TASK DESCRIPTION
Leave out every picture, and restate word for word only the lines from the one containing "Transcribe this image's" through the end of the material.

[Dataset items]

+ + + + +

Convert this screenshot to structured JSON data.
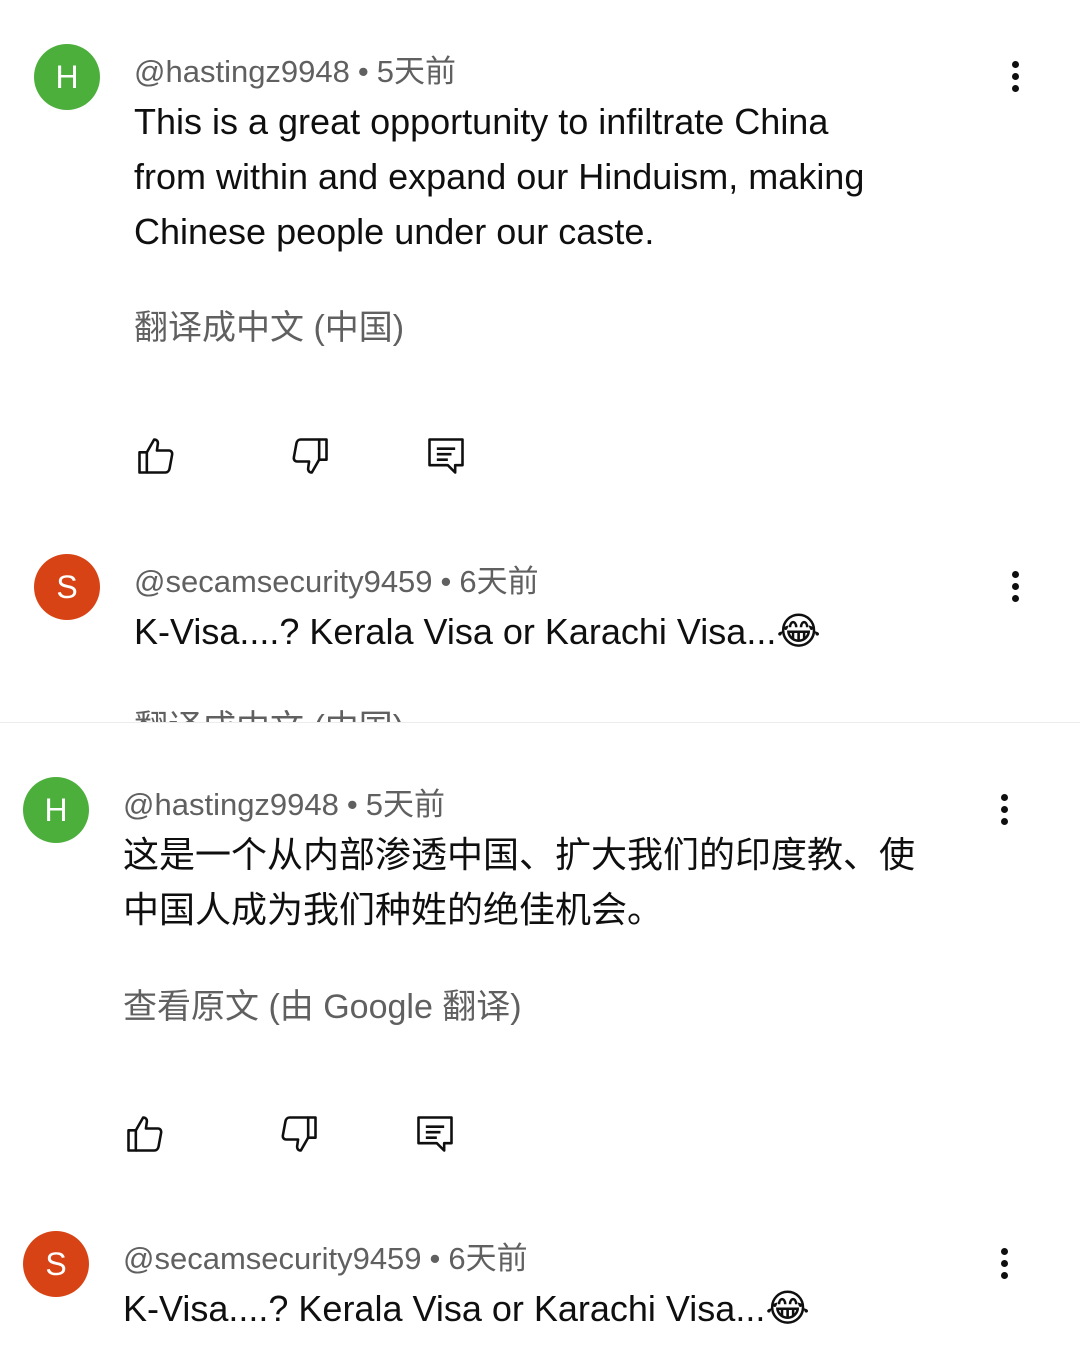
{
  "comments": [
    {
      "avatar_letter": "H",
      "avatar_color": "#4caf3c",
      "handle": "@hastingz9948",
      "separator": "•",
      "age": "5天前",
      "lines": [
        "This is a great opportunity to infiltrate China",
        "from within and expand our Hinduism, making",
        "Chinese people under our caste."
      ],
      "translate_link": "翻译成中文 (中国)"
    },
    {
      "avatar_letter": "S",
      "avatar_color": "#d84315",
      "handle": "@secamsecurity9459",
      "separator": "•",
      "age": "6天前",
      "text": "K-Visa....?  Kerala Visa or Karachi Visa...",
      "emoji": "😂",
      "translate_link": "翻译成中文 (中国)"
    },
    {
      "avatar_letter": "H",
      "avatar_color": "#4caf3c",
      "handle": "@hastingz9948",
      "separator": "•",
      "age": "5天前",
      "lines": [
        "这是一个从内部渗透中国、扩大我们的印度教、使",
        "中国人成为我们种姓的绝佳机会。"
      ],
      "translate_link": "查看原文 (由 Google 翻译)"
    },
    {
      "avatar_letter": "S",
      "avatar_color": "#d84315",
      "handle": "@secamsecurity9459",
      "separator": "•",
      "age": "6天前",
      "text": "K-Visa....?  Kerala Visa or Karachi Visa...",
      "emoji": "😂"
    }
  ],
  "icons": {
    "like": "thumbs-up-icon",
    "dislike": "thumbs-down-icon",
    "reply": "reply-comment-icon",
    "menu": "more-vertical-icon"
  }
}
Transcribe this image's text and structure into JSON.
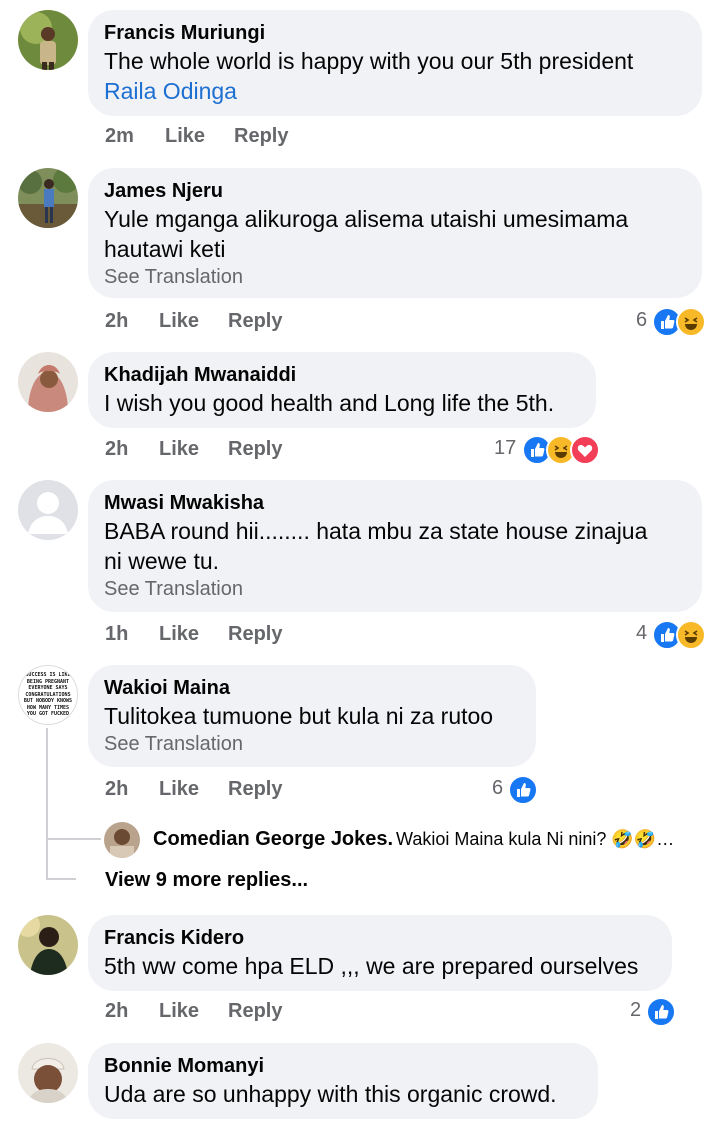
{
  "comments": [
    {
      "author": "Francis Muriungi",
      "text": "The whole world is happy with you our 5th president",
      "mention": "Raila Odinga",
      "time": "2m",
      "like": "Like",
      "reply": "Reply"
    },
    {
      "author": "James Njeru",
      "text1": "Yule mganga alikuroga alisema utaishi umesimama",
      "text2": "hautawi keti",
      "see_translation": "See Translation",
      "time": "2h",
      "like": "Like",
      "reply": "Reply",
      "reactions": "6"
    },
    {
      "author": "Khadijah Mwanaiddi",
      "text": "I wish you good health and Long life the 5th.",
      "time": "2h",
      "like": "Like",
      "reply": "Reply",
      "reactions": "17"
    },
    {
      "author": "Mwasi Mwakisha",
      "text1": "BABA round hii........ hata mbu za state house zinajua",
      "text2": "ni wewe tu.",
      "see_translation": "See Translation",
      "time": "1h",
      "like": "Like",
      "reply": "Reply",
      "reactions": "4"
    },
    {
      "author": "Wakioi Maina",
      "avatar_text": "SUCCESS IS LIKE BEING PREGNANT EVERYONE SAYS CONGRATULATIONS BUT NOBODY KNOWS HOW MANY TIMES YOU GOT FUCKED",
      "text": "Tulitokea tumuone but kula ni za rutoo",
      "see_translation": "See Translation",
      "time": "2h",
      "like": "Like",
      "reply": "Reply",
      "reactions": "6",
      "reply_preview": {
        "author": "Comedian George Jokes.",
        "text": "Wakioi Maina kula Ni nini? 🤣🤣…"
      },
      "more_replies": "View 9 more replies..."
    },
    {
      "author": "Francis Kidero",
      "text": "5th ww come hpa ELD ,,, we are prepared ourselves",
      "time": "2h",
      "like": "Like",
      "reply": "Reply",
      "reactions": "2"
    },
    {
      "author": "Bonnie Momanyi",
      "text": "Uda are so unhappy with this organic crowd."
    }
  ],
  "colors": {
    "bubble": "#f0f2f5",
    "meta": "#65676b",
    "link": "#1d6fd1",
    "like": "#1877f2",
    "haha": "#f7b928",
    "love": "#f33e58"
  }
}
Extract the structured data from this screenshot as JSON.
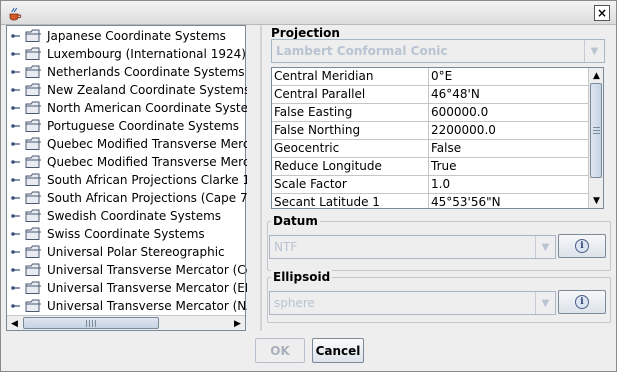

+ + + + +

SOLVED EXERCISE
Transcribe this image's text and structure into JSON.
{
  "comments": [
    {
      "author": "Francis Muriungi",
      "text": "The whole world is happy with you our 5th president",
      "mention": "Raila Odinga",
      "time": "2m",
      "like": "Like",
      "reply": "Reply"
    },
    {
      "author": "James Njeru",
      "text1": "Yule mganga alikuroga alisema utaishi umesimama",
      "text2": "hautawi keti",
      "see_translation": "See Translation",
      "time": "2h",
      "like": "Like",
      "reply": "Reply",
      "reactions": "6"
    },
    {
      "author": "Khadijah Mwanaiddi",
      "text": "I wish you good health and Long life the 5th.",
      "time": "2h",
      "like": "Like",
      "reply": "Reply",
      "reactions": "17"
    },
    {
      "author": "Mwasi Mwakisha",
      "text1": "BABA round hii........ hata mbu za state house zinajua",
      "text2": "ni wewe tu.",
      "see_translation": "See Translation",
      "time": "1h",
      "like": "Like",
      "reply": "Reply",
      "reactions": "4"
    },
    {
      "author": "Wakioi Maina",
      "avatar_text": "SUCCESS IS LIKE BEING PREGNANT EVERYONE SAYS CONGRATULATIONS BUT NOBODY KNOWS HOW MANY TIMES YOU GOT FUCKED",
      "text": "Tulitokea tumuone but kula ni za rutoo",
      "see_translation": "See Translation",
      "time": "2h",
      "like": "Like",
      "reply": "Reply",
      "reactions": "6",
      "reply_preview": {
        "author": "Comedian George Jokes.",
        "text": "Wakioi Maina kula Ni nini? 🤣🤣…"
      },
      "more_replies": "View 9 more replies..."
    },
    {
      "author": "Francis Kidero",
      "text": "5th ww come hpa ELD ,,, we are prepared ourselves",
      "time": "2h",
      "like": "Like",
      "reply": "Reply",
      "reactions": "2"
    },
    {
      "author": "Bonnie Momanyi",
      "text": "Uda are so unhappy with this organic crowd."
    }
  ],
  "colors": {
    "bubble": "#f0f2f5",
    "meta": "#65676b",
    "link": "#1d6fd1",
    "like": "#1877f2",
    "haha": "#f7b928",
    "love": "#f33e58"
  }
}
Extract the structured data from this screenshot as JSON.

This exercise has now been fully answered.